WHAT NEEDS TO BE DONE:
Print all of the entries exactly, minus the pictures.

Data listing
↓↓↓
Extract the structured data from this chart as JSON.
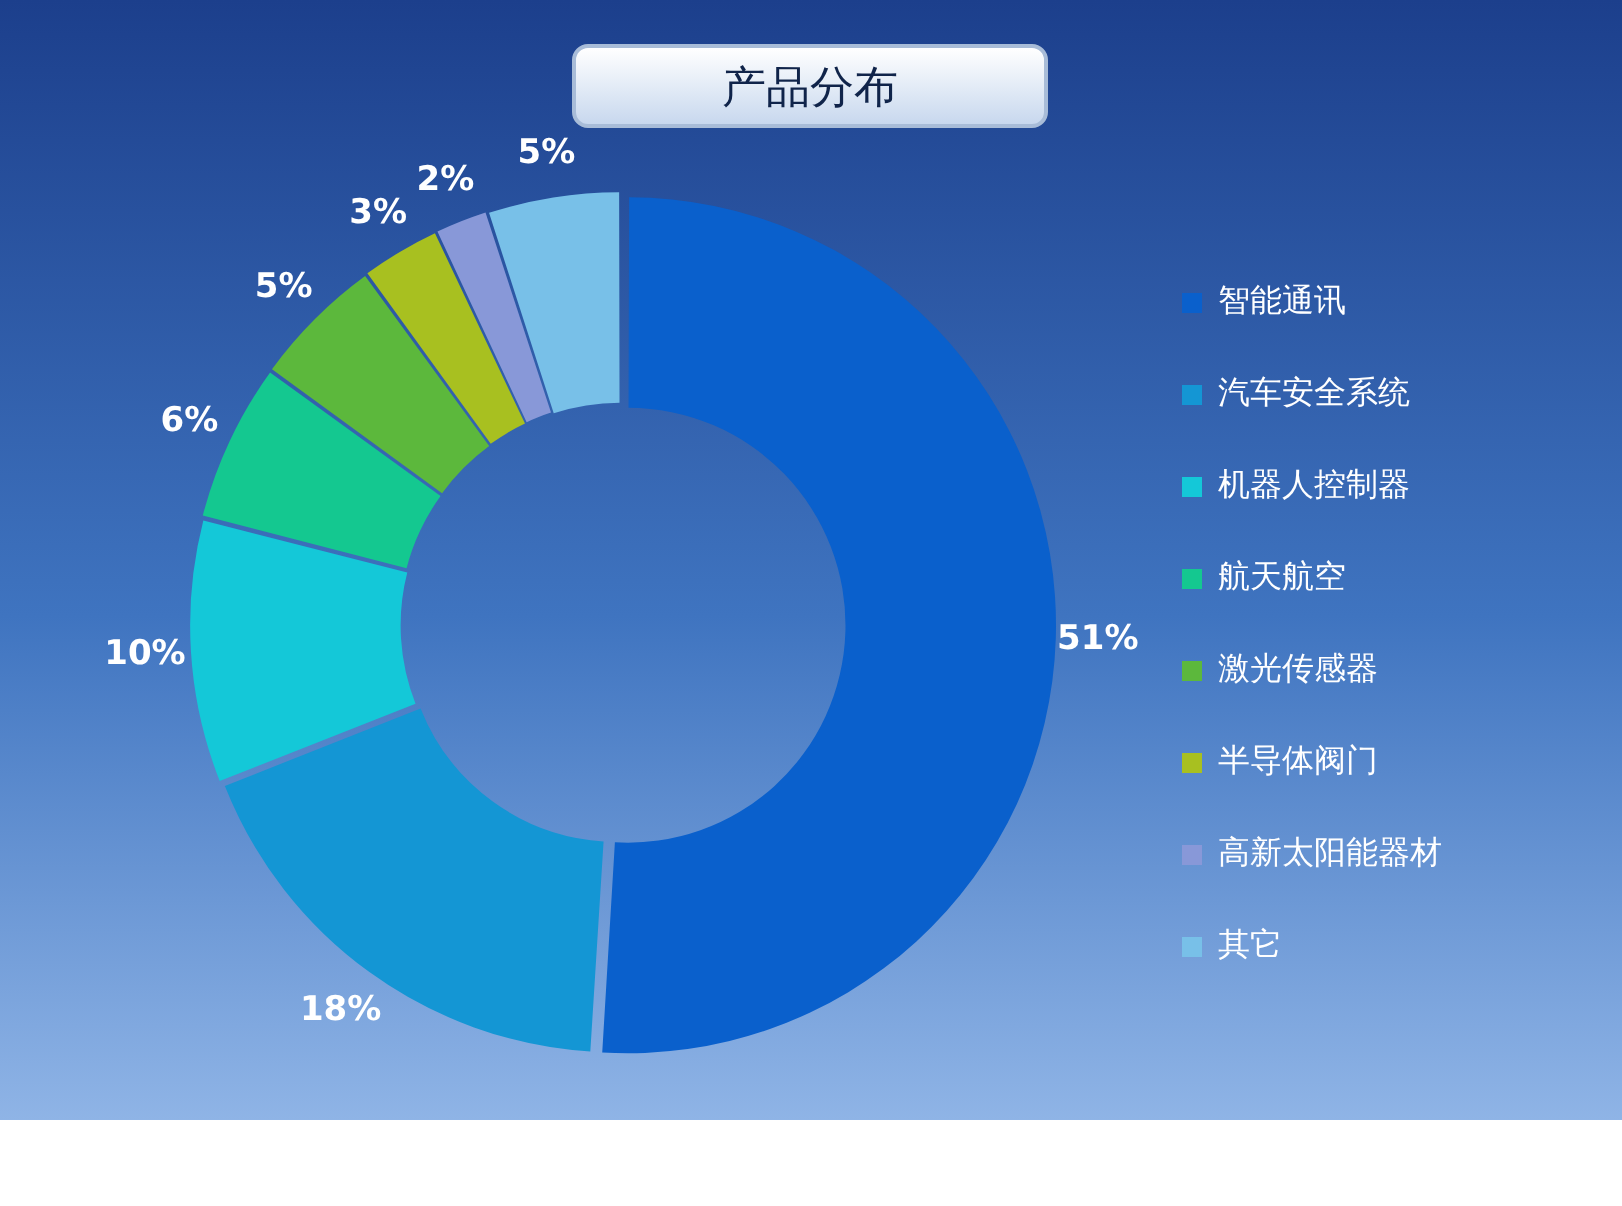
{
  "chart_data": {
    "type": "donut",
    "title": "产品分布",
    "categories": [
      "智能通讯",
      "汽车安全系统",
      "机器人控制器",
      "航天航空",
      "激光传感器",
      "半导体阀门",
      "高新太阳能器材",
      "其它"
    ],
    "values": [
      51,
      18,
      10,
      6,
      5,
      3,
      2,
      5
    ],
    "colors": [
      "#0a60cc",
      "#1496d4",
      "#14c8d8",
      "#14c890",
      "#5cb83c",
      "#a8c020",
      "#8898d8",
      "#78c0e8"
    ],
    "value_labels": [
      "51%",
      "18%",
      "10%",
      "6%",
      "5%",
      "3%",
      "2%",
      "5%"
    ],
    "legend": "right"
  }
}
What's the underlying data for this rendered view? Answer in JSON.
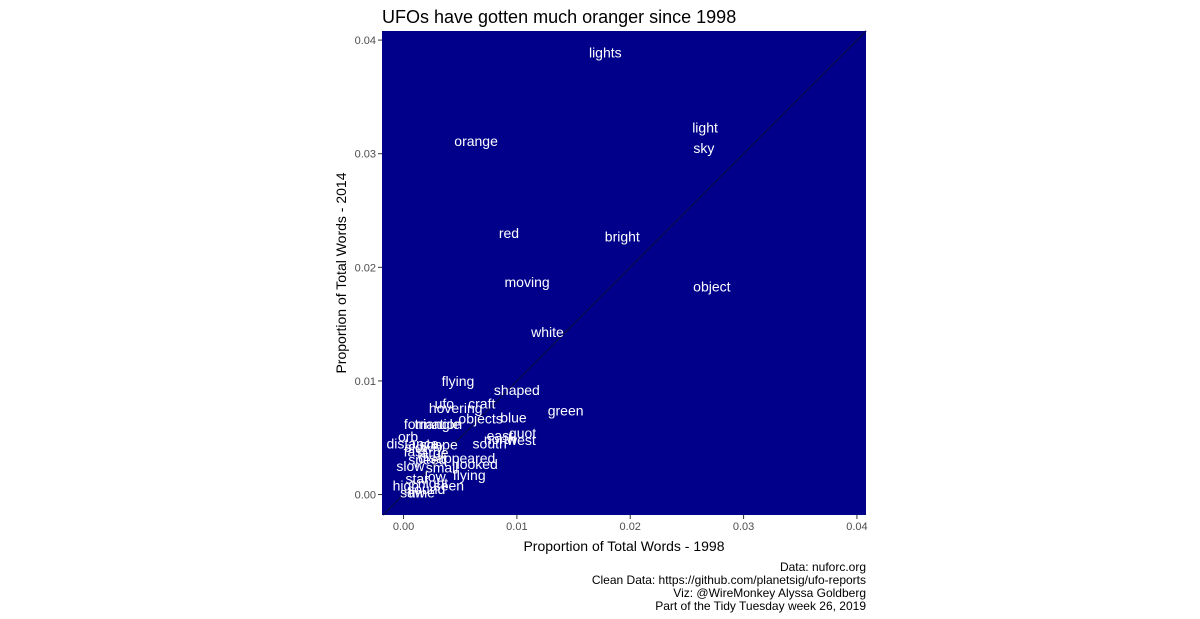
↑↑↑
RESULT:
Extract the structured data from this chart as JSON.
{
  "chart_data": {
    "type": "donut",
    "title": "产品分布",
    "categories": [
      "智能通讯",
      "汽车安全系统",
      "机器人控制器",
      "航天航空",
      "激光传感器",
      "半导体阀门",
      "高新太阳能器材",
      "其它"
    ],
    "values": [
      51,
      18,
      10,
      6,
      5,
      3,
      2,
      5
    ],
    "colors": [
      "#0a60cc",
      "#1496d4",
      "#14c8d8",
      "#14c890",
      "#5cb83c",
      "#a8c020",
      "#8898d8",
      "#78c0e8"
    ],
    "value_labels": [
      "51%",
      "18%",
      "10%",
      "6%",
      "5%",
      "3%",
      "2%",
      "5%"
    ],
    "legend": "right"
  }
}
What's the underlying data for this rendered view? Answer in JSON.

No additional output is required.